** Start **

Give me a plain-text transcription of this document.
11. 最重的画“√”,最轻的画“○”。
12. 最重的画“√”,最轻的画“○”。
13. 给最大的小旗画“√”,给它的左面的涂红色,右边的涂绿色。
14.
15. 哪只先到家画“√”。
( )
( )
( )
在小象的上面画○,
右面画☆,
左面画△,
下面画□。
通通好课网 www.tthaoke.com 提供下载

** End **

# [AIM]
Reproduce the material exactly, with every line intact.

# [FULL OUTPUT]
Give me a plain-text transcription of this document.
11. 最重的画“√”,最轻的画“○”。
12. 最重的画“√”,最轻的画“○”。
13. 给最大的小旗画“√”,给它的左面的涂红色,右边的涂绿色。
14.
15. 哪只先到家画“√”。
( )
( )
( )
在小象的上面画○,
右面画☆,
左面画△,
下面画□。
通通好课网 www.tthaoke.com 提供下载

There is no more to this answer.